▸ WHAT YOU WILL DO
Output the entries verbatim, including every line.

▸ GIVEN DATA
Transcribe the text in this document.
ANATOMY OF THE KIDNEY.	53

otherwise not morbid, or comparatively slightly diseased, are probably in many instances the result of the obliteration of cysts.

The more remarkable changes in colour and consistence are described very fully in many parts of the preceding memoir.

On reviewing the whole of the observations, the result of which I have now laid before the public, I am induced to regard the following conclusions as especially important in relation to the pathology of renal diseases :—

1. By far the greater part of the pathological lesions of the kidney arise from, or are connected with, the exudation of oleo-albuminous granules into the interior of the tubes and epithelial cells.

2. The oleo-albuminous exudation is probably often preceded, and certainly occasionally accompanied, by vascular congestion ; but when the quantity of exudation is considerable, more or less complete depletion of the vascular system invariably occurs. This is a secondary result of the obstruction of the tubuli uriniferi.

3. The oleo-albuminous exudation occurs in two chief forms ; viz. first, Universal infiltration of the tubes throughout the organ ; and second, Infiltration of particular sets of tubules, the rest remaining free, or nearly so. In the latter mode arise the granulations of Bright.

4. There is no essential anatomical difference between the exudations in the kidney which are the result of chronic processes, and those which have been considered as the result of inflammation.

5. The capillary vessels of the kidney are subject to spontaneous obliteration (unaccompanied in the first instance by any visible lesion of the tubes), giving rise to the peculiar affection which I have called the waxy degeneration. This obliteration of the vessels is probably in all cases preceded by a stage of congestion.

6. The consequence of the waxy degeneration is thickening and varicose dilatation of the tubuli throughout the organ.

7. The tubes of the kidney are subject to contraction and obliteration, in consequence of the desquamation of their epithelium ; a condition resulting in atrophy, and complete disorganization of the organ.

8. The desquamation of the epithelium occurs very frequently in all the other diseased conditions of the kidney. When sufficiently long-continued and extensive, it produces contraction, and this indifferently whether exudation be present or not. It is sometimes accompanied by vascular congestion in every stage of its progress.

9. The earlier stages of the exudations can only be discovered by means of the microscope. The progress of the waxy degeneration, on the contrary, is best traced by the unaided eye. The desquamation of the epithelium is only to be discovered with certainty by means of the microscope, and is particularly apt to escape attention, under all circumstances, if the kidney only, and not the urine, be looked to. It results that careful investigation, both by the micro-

▸ RESPONSE FOR THIS EXERCISE
Transcribe the text in this document.
ANATOMY OF THE KIDNEY.	53

otherwise not morbid, or comparatively slightly diseased, are probably in many instances the result of the obliteration of cysts.

The more remarkable changes in colour and consistence are described very fully in many parts of the preceding memoir.

On reviewing the whole of the observations, the result of which I have now laid before the public, I am induced to regard the following conclusions as especially important in relation to the pathology of renal diseases :—

1. By far the greater part of the pathological lesions of the kidney arise from, or are connected with, the exudation of oleo-albuminous granules into the interior of the tubes and epithelial cells.

2. The oleo-albuminous exudation is probably often preceded, and certainly occasionally accompanied, by vascular congestion ; but when the quantity of exudation is considerable, more or less complete depletion of the vascular system invariably occurs. This is a secondary result of the obstruction of the tubuli uriniferi.

3. The oleo-albuminous exudation occurs in two chief forms ; viz. first, Universal infiltration of the tubes throughout the organ ; and second, Infiltration of particular sets of tubules, the rest remaining free, or nearly so. In the latter mode arise the granulations of Bright.

4. There is no essential anatomical difference between the exudations in the kidney which are the result of chronic processes, and those which have been considered as the result of inflammation.

5. The capillary vessels of the kidney are subject to spontaneous obliteration (unaccompanied in the first instance by any visible lesion of the tubes), giving rise to the peculiar affection which I have called the waxy degeneration. This obliteration of the vessels is probably in all cases preceded by a stage of congestion.

6. The consequence of the waxy degeneration is thickening and varicose dilatation of the tubuli throughout the organ.

7. The tubes of the kidney are subject to contraction and obliteration, in consequence of the desquamation of their epithelium ; a condition resulting in atrophy, and complete disorganization of the organ.

8. The desquamation of the epithelium occurs very frequently in all the other diseased conditions of the kidney. When sufficiently long-continued and extensive, it produces contraction, and this indifferently whether exudation be present or not. It is sometimes accompanied by vascular congestion in every stage of its progress.

9. The earlier stages of the exudations can only be discovered by means of the microscope. The progress of the waxy degeneration, on the contrary, is best traced by the unaided eye. The desquamation of the epithelium is only to be discovered with certainty by means of the microscope, and is particularly apt to escape attention, under all circumstances, if the kidney only, and not the urine, be looked to. It results that careful investigation, both by the micro-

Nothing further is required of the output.